WHAT THIS TASK INVOLVES: Extract the full set of records, then give each one again exactly.
++++ RECORDS FOR PROCESSING ++++
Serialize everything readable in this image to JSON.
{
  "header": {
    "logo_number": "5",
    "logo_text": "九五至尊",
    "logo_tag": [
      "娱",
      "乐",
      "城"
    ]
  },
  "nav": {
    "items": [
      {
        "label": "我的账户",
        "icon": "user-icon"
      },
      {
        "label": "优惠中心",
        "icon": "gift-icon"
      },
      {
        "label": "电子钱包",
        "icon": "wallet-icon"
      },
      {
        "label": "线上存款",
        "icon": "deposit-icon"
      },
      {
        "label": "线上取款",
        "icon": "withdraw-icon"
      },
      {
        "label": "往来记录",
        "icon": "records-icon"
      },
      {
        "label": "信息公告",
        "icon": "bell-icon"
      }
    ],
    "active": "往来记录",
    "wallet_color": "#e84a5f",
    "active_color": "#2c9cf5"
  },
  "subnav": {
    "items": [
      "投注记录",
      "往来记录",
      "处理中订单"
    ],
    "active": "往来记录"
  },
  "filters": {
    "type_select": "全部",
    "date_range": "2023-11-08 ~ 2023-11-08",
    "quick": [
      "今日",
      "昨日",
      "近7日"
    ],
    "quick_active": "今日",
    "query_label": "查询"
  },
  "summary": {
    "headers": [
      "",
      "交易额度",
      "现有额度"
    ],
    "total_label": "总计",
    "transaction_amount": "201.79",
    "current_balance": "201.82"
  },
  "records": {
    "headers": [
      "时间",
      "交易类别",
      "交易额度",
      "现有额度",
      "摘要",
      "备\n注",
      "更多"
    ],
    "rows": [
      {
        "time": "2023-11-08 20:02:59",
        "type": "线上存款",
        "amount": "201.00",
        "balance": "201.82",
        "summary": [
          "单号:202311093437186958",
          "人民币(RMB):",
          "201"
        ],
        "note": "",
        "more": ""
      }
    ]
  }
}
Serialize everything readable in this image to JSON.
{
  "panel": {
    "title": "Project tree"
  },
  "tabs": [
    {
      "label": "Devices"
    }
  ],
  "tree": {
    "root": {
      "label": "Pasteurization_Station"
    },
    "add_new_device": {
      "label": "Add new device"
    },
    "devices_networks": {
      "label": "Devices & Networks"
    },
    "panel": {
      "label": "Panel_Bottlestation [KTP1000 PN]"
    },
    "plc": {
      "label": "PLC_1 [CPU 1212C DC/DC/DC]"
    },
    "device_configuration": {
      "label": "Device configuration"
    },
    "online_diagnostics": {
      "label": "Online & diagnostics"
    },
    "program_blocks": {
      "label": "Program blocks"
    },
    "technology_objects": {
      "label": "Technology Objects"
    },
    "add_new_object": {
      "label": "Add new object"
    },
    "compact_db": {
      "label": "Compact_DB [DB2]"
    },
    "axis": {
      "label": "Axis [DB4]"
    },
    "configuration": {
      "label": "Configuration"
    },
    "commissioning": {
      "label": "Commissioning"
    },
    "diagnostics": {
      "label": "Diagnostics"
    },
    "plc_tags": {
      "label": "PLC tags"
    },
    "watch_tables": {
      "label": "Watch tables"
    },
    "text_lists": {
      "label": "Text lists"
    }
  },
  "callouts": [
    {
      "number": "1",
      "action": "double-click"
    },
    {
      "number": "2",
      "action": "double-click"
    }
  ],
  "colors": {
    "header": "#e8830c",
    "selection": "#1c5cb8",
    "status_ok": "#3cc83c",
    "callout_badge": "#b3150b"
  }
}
++++
OUTPUT OF THE TASK:
Serialize everything readable in this image to JSON.
{
  "header": {
    "logo_number": "5",
    "logo_text": "九五至尊",
    "logo_tag": [
      "娱",
      "乐",
      "城"
    ]
  },
  "nav": {
    "items": [
      {
        "label": "我的账户",
        "icon": "user-icon"
      },
      {
        "label": "优惠中心",
        "icon": "gift-icon"
      },
      {
        "label": "电子钱包",
        "icon": "wallet-icon"
      },
      {
        "label": "线上存款",
        "icon": "deposit-icon"
      },
      {
        "label": "线上取款",
        "icon": "withdraw-icon"
      },
      {
        "label": "往来记录",
        "icon": "records-icon"
      },
      {
        "label": "信息公告",
        "icon": "bell-icon"
      }
    ],
    "active": "往来记录",
    "wallet_color": "#e84a5f",
    "active_color": "#2c9cf5"
  },
  "subnav": {
    "items": [
      "投注记录",
      "往来记录",
      "处理中订单"
    ],
    "active": "往来记录"
  },
  "filters": {
    "type_select": "全部",
    "date_range": "2023-11-08 ~ 2023-11-08",
    "quick": [
      "今日",
      "昨日",
      "近7日"
    ],
    "quick_active": "今日",
    "query_label": "查询"
  },
  "summary": {
    "headers": [
      "",
      "交易额度",
      "现有额度"
    ],
    "total_label": "总计",
    "transaction_amount": "201.79",
    "current_balance": "201.82"
  },
  "records": {
    "headers": [
      "时间",
      "交易类别",
      "交易额度",
      "现有额度",
      "摘要",
      "备\n注",
      "更多"
    ],
    "rows": [
      {
        "time": "2023-11-08 20:02:59",
        "type": "线上存款",
        "amount": "201.00",
        "balance": "201.82",
        "summary": [
          "单号:202311093437186958",
          "人民币(RMB):",
          "201"
        ],
        "note": "",
        "more": ""
      }
    ]
  }
}
Serialize everything readable in this image to JSON.
{
  "panel": {
    "title": "Project tree"
  },
  "tabs": [
    {
      "label": "Devices"
    }
  ],
  "tree": {
    "root": {
      "label": "Pasteurization_Station"
    },
    "add_new_device": {
      "label": "Add new device"
    },
    "devices_networks": {
      "label": "Devices & Networks"
    },
    "panel": {
      "label": "Panel_Bottlestation [KTP1000 PN]"
    },
    "plc": {
      "label": "PLC_1 [CPU 1212C DC/DC/DC]"
    },
    "device_configuration": {
      "label": "Device configuration"
    },
    "online_diagnostics": {
      "label": "Online & diagnostics"
    },
    "program_blocks": {
      "label": "Program blocks"
    },
    "technology_objects": {
      "label": "Technology Objects"
    },
    "add_new_object": {
      "label": "Add new object"
    },
    "compact_db": {
      "label": "Compact_DB [DB2]"
    },
    "axis": {
      "label": "Axis [DB4]"
    },
    "configuration": {
      "label": "Configuration"
    },
    "commissioning": {
      "label": "Commissioning"
    },
    "diagnostics": {
      "label": "Diagnostics"
    },
    "plc_tags": {
      "label": "PLC tags"
    },
    "watch_tables": {
      "label": "Watch tables"
    },
    "text_lists": {
      "label": "Text lists"
    }
  },
  "callouts": [
    {
      "number": "1",
      "action": "double-click"
    },
    {
      "number": "2",
      "action": "double-click"
    }
  ],
  "colors": {
    "header": "#e8830c",
    "selection": "#1c5cb8",
    "status_ok": "#3cc83c",
    "callout_badge": "#b3150b"
  }
}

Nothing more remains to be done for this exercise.